> **Aim of the exercise**: Reproduce each line exactly.
==========
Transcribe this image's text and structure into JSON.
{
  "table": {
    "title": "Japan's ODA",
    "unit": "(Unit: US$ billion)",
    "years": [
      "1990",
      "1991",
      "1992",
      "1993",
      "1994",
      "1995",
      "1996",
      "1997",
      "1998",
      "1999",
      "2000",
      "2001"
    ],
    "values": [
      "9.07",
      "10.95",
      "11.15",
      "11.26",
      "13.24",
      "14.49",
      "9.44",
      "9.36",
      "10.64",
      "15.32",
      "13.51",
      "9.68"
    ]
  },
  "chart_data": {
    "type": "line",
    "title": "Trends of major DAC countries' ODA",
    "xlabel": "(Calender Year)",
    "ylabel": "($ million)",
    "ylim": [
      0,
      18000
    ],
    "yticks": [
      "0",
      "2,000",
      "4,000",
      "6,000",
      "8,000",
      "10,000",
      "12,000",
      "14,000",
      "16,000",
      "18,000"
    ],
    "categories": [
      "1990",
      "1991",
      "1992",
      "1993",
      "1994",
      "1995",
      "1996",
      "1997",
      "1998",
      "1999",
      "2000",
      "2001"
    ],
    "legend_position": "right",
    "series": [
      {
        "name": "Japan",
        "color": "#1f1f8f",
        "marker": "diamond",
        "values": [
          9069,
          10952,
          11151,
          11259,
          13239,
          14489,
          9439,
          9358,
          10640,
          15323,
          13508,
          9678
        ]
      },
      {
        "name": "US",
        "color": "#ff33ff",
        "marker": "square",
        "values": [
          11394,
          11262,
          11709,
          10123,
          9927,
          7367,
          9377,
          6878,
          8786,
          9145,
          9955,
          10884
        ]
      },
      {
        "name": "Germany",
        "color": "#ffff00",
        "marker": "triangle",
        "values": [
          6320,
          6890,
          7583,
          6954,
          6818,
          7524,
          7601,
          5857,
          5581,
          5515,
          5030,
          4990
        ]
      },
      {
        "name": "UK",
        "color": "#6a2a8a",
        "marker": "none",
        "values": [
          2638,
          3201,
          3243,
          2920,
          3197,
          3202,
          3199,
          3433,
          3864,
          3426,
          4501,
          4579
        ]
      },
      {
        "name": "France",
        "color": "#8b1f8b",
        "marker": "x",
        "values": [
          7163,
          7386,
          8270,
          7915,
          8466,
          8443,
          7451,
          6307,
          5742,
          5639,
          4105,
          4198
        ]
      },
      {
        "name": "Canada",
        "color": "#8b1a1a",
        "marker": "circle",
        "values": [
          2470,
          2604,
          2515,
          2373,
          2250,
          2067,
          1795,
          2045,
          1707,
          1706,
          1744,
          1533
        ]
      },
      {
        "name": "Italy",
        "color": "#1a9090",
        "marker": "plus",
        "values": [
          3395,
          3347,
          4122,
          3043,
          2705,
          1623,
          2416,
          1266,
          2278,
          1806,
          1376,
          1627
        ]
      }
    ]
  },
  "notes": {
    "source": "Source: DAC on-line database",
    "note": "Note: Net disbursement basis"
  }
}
==========
> **Answer below**:
Transcribe this image's text and structure into JSON.
{
  "table": {
    "title": "Japan's ODA",
    "unit": "(Unit: US$ billion)",
    "years": [
      "1990",
      "1991",
      "1992",
      "1993",
      "1994",
      "1995",
      "1996",
      "1997",
      "1998",
      "1999",
      "2000",
      "2001"
    ],
    "values": [
      "9.07",
      "10.95",
      "11.15",
      "11.26",
      "13.24",
      "14.49",
      "9.44",
      "9.36",
      "10.64",
      "15.32",
      "13.51",
      "9.68"
    ]
  },
  "chart_data": {
    "type": "line",
    "title": "Trends of major DAC countries' ODA",
    "xlabel": "(Calender Year)",
    "ylabel": "($ million)",
    "ylim": [
      0,
      18000
    ],
    "yticks": [
      "0",
      "2,000",
      "4,000",
      "6,000",
      "8,000",
      "10,000",
      "12,000",
      "14,000",
      "16,000",
      "18,000"
    ],
    "categories": [
      "1990",
      "1991",
      "1992",
      "1993",
      "1994",
      "1995",
      "1996",
      "1997",
      "1998",
      "1999",
      "2000",
      "2001"
    ],
    "legend_position": "right",
    "series": [
      {
        "name": "Japan",
        "color": "#1f1f8f",
        "marker": "diamond",
        "values": [
          9069,
          10952,
          11151,
          11259,
          13239,
          14489,
          9439,
          9358,
          10640,
          15323,
          13508,
          9678
        ]
      },
      {
        "name": "US",
        "color": "#ff33ff",
        "marker": "square",
        "values": [
          11394,
          11262,
          11709,
          10123,
          9927,
          7367,
          9377,
          6878,
          8786,
          9145,
          9955,
          10884
        ]
      },
      {
        "name": "Germany",
        "color": "#ffff00",
        "marker": "triangle",
        "values": [
          6320,
          6890,
          7583,
          6954,
          6818,
          7524,
          7601,
          5857,
          5581,
          5515,
          5030,
          4990
        ]
      },
      {
        "name": "UK",
        "color": "#6a2a8a",
        "marker": "none",
        "values": [
          2638,
          3201,
          3243,
          2920,
          3197,
          3202,
          3199,
          3433,
          3864,
          3426,
          4501,
          4579
        ]
      },
      {
        "name": "France",
        "color": "#8b1f8b",
        "marker": "x",
        "values": [
          7163,
          7386,
          8270,
          7915,
          8466,
          8443,
          7451,
          6307,
          5742,
          5639,
          4105,
          4198
        ]
      },
      {
        "name": "Canada",
        "color": "#8b1a1a",
        "marker": "circle",
        "values": [
          2470,
          2604,
          2515,
          2373,
          2250,
          2067,
          1795,
          2045,
          1707,
          1706,
          1744,
          1533
        ]
      },
      {
        "name": "Italy",
        "color": "#1a9090",
        "marker": "plus",
        "values": [
          3395,
          3347,
          4122,
          3043,
          2705,
          1623,
          2416,
          1266,
          2278,
          1806,
          1376,
          1627
        ]
      }
    ]
  },
  "notes": {
    "source": "Source: DAC on-line database",
    "note": "Note: Net disbursement basis"
  }
}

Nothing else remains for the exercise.